- [Challenge]: State how many lines include "通过习题的练习来加深他们对于两位数加两位数的计算", giving the number by itself.

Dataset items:
>> Begin
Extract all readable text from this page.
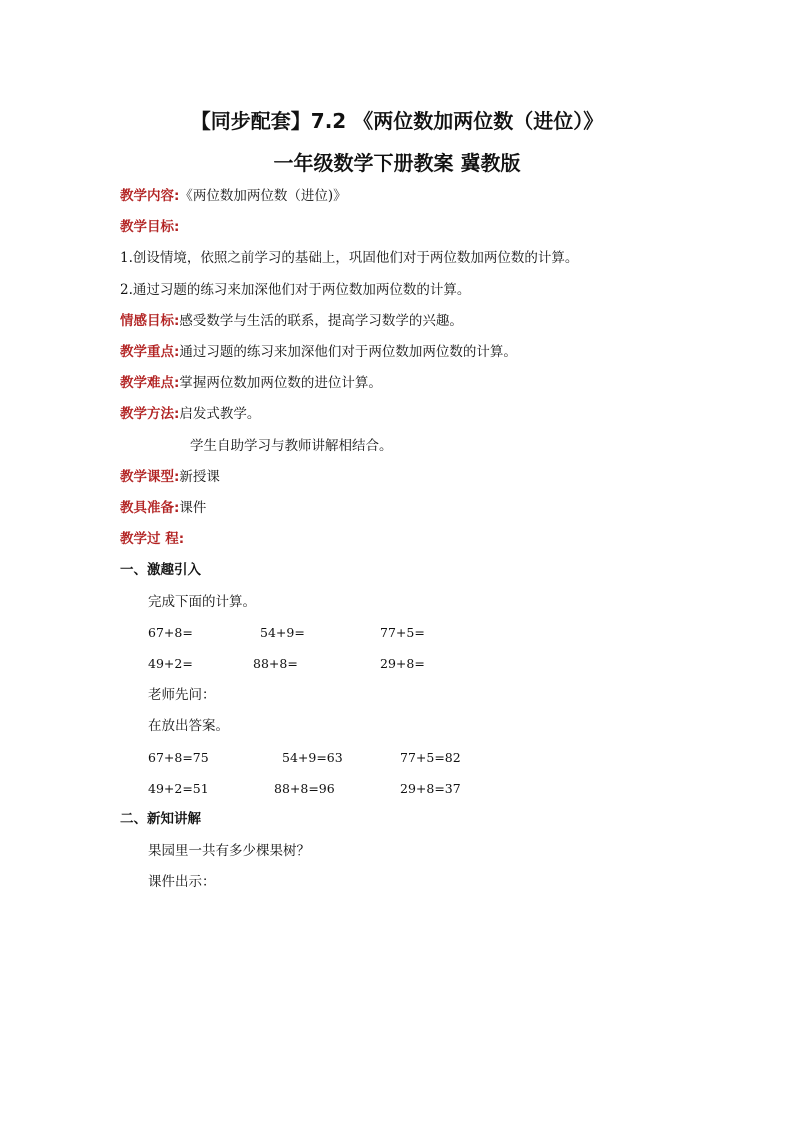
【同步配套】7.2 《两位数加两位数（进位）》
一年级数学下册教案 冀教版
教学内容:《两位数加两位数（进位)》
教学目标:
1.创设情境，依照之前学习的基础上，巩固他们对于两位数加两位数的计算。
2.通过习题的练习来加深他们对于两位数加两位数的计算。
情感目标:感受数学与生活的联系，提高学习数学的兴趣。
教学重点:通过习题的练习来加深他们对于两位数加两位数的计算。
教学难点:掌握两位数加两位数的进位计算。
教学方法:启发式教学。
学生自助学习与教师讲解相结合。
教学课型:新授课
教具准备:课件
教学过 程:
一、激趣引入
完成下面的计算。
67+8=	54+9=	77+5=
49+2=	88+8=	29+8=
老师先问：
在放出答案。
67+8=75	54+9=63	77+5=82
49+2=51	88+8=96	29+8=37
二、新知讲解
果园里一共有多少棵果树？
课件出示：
>> End
- [Reply]: 2